### Set exercise
Rewrite each of the records below with "bbox" changed to "box" throughout, leaving everything else as it is. Omit the pictures from your answer.

### Material provided
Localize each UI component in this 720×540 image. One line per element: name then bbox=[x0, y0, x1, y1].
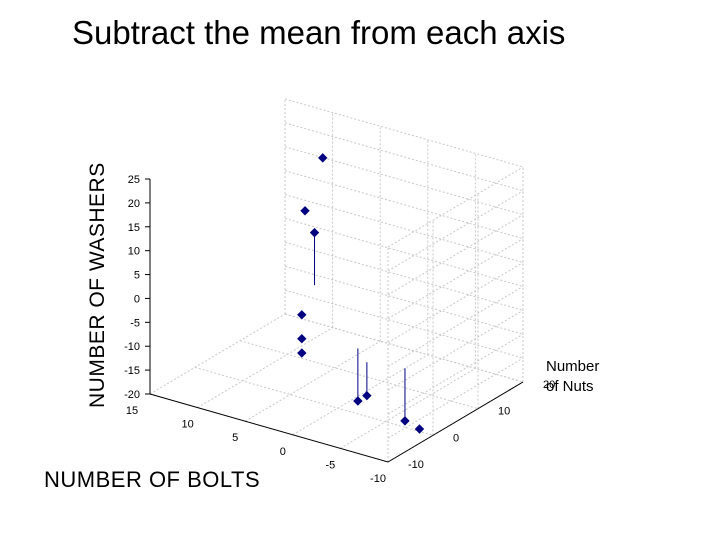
washers-tick-label-9: 25 bbox=[128, 174, 140, 186]
grid-line-floor-nuts-3 bbox=[284, 313, 524, 383]
grid-line-floor-nuts-1 bbox=[194, 366, 434, 436]
data-point-2 bbox=[309, 227, 320, 238]
grid-line-back-wall-washers-4 bbox=[387, 286, 524, 367]
data-point-8 bbox=[400, 416, 410, 426]
grid-line-side-wall-washers-3 bbox=[284, 241, 524, 311]
nuts-tick-label-0: -10 bbox=[408, 459, 424, 471]
data-point-1 bbox=[300, 206, 310, 216]
grid-line-side-wall-washers-6 bbox=[284, 170, 524, 240]
point-layer bbox=[297, 153, 425, 434]
grid-line-back-wall-washers-7 bbox=[387, 214, 524, 296]
nuts-axis-line bbox=[387, 381, 524, 463]
grid-line-floor-bolts-1 bbox=[197, 327, 333, 409]
tick-label-layer: -20 -15 -10 -5 0 5 10 15 20 25 15 10 5 0 -5 -10 -10 0 10 20 bbox=[124, 174, 555, 485]
data-point-7 bbox=[362, 390, 372, 401]
grid-line-back-wall-washers-1 bbox=[387, 357, 524, 439]
grid-line-side-wall-washers-8 bbox=[284, 122, 524, 192]
grid-line-back-wall-washers-8 bbox=[387, 190, 524, 272]
data-point-4 bbox=[297, 333, 307, 344]
washers-tick-label-2: -10 bbox=[124, 341, 140, 353]
grid-line-back-wall-washers-9 bbox=[387, 166, 524, 248]
grid-line-side-wall-washers-4 bbox=[284, 217, 524, 287]
washers-tick-label-7: 15 bbox=[128, 222, 140, 234]
grid-line-back-wall-washers-6 bbox=[387, 238, 524, 320]
stem-layer bbox=[314, 232, 406, 421]
washers-tick-label-5: 5 bbox=[134, 270, 140, 282]
nuts-axis-title-line-1: Number bbox=[546, 358, 600, 375]
grid-line-side-wall-washers-1 bbox=[284, 289, 524, 359]
slide-title: Subtract the mean from each axis bbox=[72, 14, 566, 51]
bolts-tick-label-2: 5 bbox=[232, 432, 238, 444]
nuts-tick-label-2: 10 bbox=[498, 406, 510, 418]
bolts-tick-label-4: -5 bbox=[326, 459, 336, 471]
grid-line-back-wall-washers-3 bbox=[387, 309, 524, 391]
data-point-0 bbox=[318, 153, 328, 163]
data-point-3 bbox=[297, 310, 307, 320]
washers-tick-label-4: 0 bbox=[134, 293, 140, 305]
grid-line-floor-nuts-2 bbox=[239, 340, 479, 410]
grid-line-floor-bolts-0 bbox=[149, 313, 286, 395]
grid-line-side-wall-washers-5 bbox=[284, 194, 524, 264]
nuts-axis-title-line-2: of Nuts bbox=[546, 378, 594, 395]
washers-axis-title: NUMBER OF WASHERS bbox=[86, 162, 109, 408]
grid-line-back-wall-washers-5 bbox=[387, 262, 524, 343]
washers-tick-label-1: -15 bbox=[124, 365, 140, 377]
grid-line-side-wall-washers-2 bbox=[284, 265, 524, 335]
washers-tick-label-0: -20 bbox=[124, 389, 140, 401]
washers-tick-label-3: -5 bbox=[130, 317, 140, 329]
grid-line-floor-bolts-2 bbox=[244, 340, 381, 422]
bolts-axis-title: NUMBER OF BOLTS bbox=[44, 467, 261, 492]
washers-tick-label-6: 10 bbox=[128, 246, 140, 258]
washers-tick-label-8: 20 bbox=[128, 198, 140, 210]
axis-layer bbox=[149, 179, 524, 463]
bolts-tick-label-5: -10 bbox=[370, 473, 386, 485]
bolts-axis-line bbox=[149, 393, 389, 463]
bolts-tick-label-0: 15 bbox=[126, 405, 138, 417]
grid-line-side-wall-washers-9 bbox=[284, 98, 524, 168]
grid-layer bbox=[149, 98, 524, 463]
data-point-5 bbox=[297, 348, 307, 358]
data-point-6 bbox=[353, 396, 363, 406]
data-point-9 bbox=[414, 424, 425, 434]
nuts-axis-title: Number of Nuts bbox=[546, 357, 599, 397]
bolts-tick-label-3: 0 bbox=[280, 446, 286, 458]
bolts-tick-label-1: 10 bbox=[181, 419, 193, 431]
nuts-tick-label-3: 20 bbox=[543, 379, 555, 391]
nuts-tick-label-1: 0 bbox=[453, 432, 459, 444]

### Written answer
Localize each UI component in this 720×540 image. One line per element: name then box=[x0, y0, x1, y1].
washers-tick-label-9: 25 box=[128, 174, 140, 186]
grid-line-floor-nuts-3 box=[284, 313, 524, 383]
grid-line-floor-nuts-1 box=[194, 366, 434, 436]
data-point-2 box=[309, 227, 320, 238]
grid-line-back-wall-washers-4 box=[387, 286, 524, 367]
data-point-8 box=[400, 416, 410, 426]
grid-line-side-wall-washers-3 box=[284, 241, 524, 311]
nuts-tick-label-0: -10 box=[408, 459, 424, 471]
data-point-1 box=[300, 206, 310, 216]
grid-line-side-wall-washers-6 box=[284, 170, 524, 240]
point-layer box=[297, 153, 425, 434]
grid-line-back-wall-washers-7 box=[387, 214, 524, 296]
nuts-axis-line box=[387, 381, 524, 463]
grid-line-floor-bolts-1 box=[197, 327, 333, 409]
tick-label-layer: -20 -15 -10 -5 0 5 10 15 20 25 15 10 5 0 -5 -10 -10 0 10 20 box=[124, 174, 555, 485]
data-point-7 box=[362, 390, 372, 401]
grid-line-back-wall-washers-1 box=[387, 357, 524, 439]
grid-line-side-wall-washers-8 box=[284, 122, 524, 192]
grid-line-back-wall-washers-8 box=[387, 190, 524, 272]
data-point-4 box=[297, 333, 307, 344]
washers-tick-label-2: -10 box=[124, 341, 140, 353]
grid-line-back-wall-washers-9 box=[387, 166, 524, 248]
grid-line-side-wall-washers-4 box=[284, 217, 524, 287]
washers-tick-label-7: 15 box=[128, 222, 140, 234]
grid-line-back-wall-washers-6 box=[387, 238, 524, 320]
stem-layer box=[314, 232, 406, 421]
washers-tick-label-5: 5 box=[134, 270, 140, 282]
nuts-axis-title-line-1: Number box=[546, 358, 600, 375]
grid-line-side-wall-washers-1 box=[284, 289, 524, 359]
slide-title: Subtract the mean from each axis box=[72, 14, 566, 51]
bolts-tick-label-2: 5 box=[232, 432, 238, 444]
nuts-tick-label-2: 10 box=[498, 406, 510, 418]
bolts-tick-label-4: -5 box=[326, 459, 336, 471]
grid-line-back-wall-washers-3 box=[387, 309, 524, 391]
data-point-0 box=[318, 153, 328, 163]
data-point-3 box=[297, 310, 307, 320]
washers-tick-label-4: 0 box=[134, 293, 140, 305]
grid-line-floor-nuts-2 box=[239, 340, 479, 410]
grid-line-floor-bolts-0 box=[149, 313, 286, 395]
grid-line-side-wall-washers-5 box=[284, 194, 524, 264]
nuts-axis-title-line-2: of Nuts box=[546, 378, 594, 395]
washers-axis-title: NUMBER OF WASHERS box=[86, 162, 109, 408]
grid-line-back-wall-washers-5 box=[387, 262, 524, 343]
washers-tick-label-1: -15 box=[124, 365, 140, 377]
grid-line-side-wall-washers-2 box=[284, 265, 524, 335]
washers-tick-label-0: -20 box=[124, 389, 140, 401]
washers-tick-label-3: -5 box=[130, 317, 140, 329]
grid-line-floor-bolts-2 box=[244, 340, 381, 422]
bolts-axis-title: NUMBER OF BOLTS box=[44, 467, 261, 492]
washers-tick-label-6: 10 box=[128, 246, 140, 258]
washers-tick-label-8: 20 box=[128, 198, 140, 210]
axis-layer box=[149, 179, 524, 463]
bolts-tick-label-5: -10 box=[370, 473, 386, 485]
bolts-axis-line box=[149, 393, 389, 463]
bolts-tick-label-0: 15 box=[126, 405, 138, 417]
grid-line-side-wall-washers-9 box=[284, 98, 524, 168]
grid-layer box=[149, 98, 524, 463]
data-point-5 box=[297, 348, 307, 358]
data-point-6 box=[353, 396, 363, 406]
data-point-9 box=[414, 424, 425, 434]
nuts-axis-title: Number of Nuts box=[546, 357, 599, 397]
bolts-tick-label-3: 0 box=[280, 446, 286, 458]
bolts-tick-label-1: 10 box=[181, 419, 193, 431]
nuts-tick-label-3: 20 box=[543, 379, 555, 391]
nuts-tick-label-1: 0 box=[453, 432, 459, 444]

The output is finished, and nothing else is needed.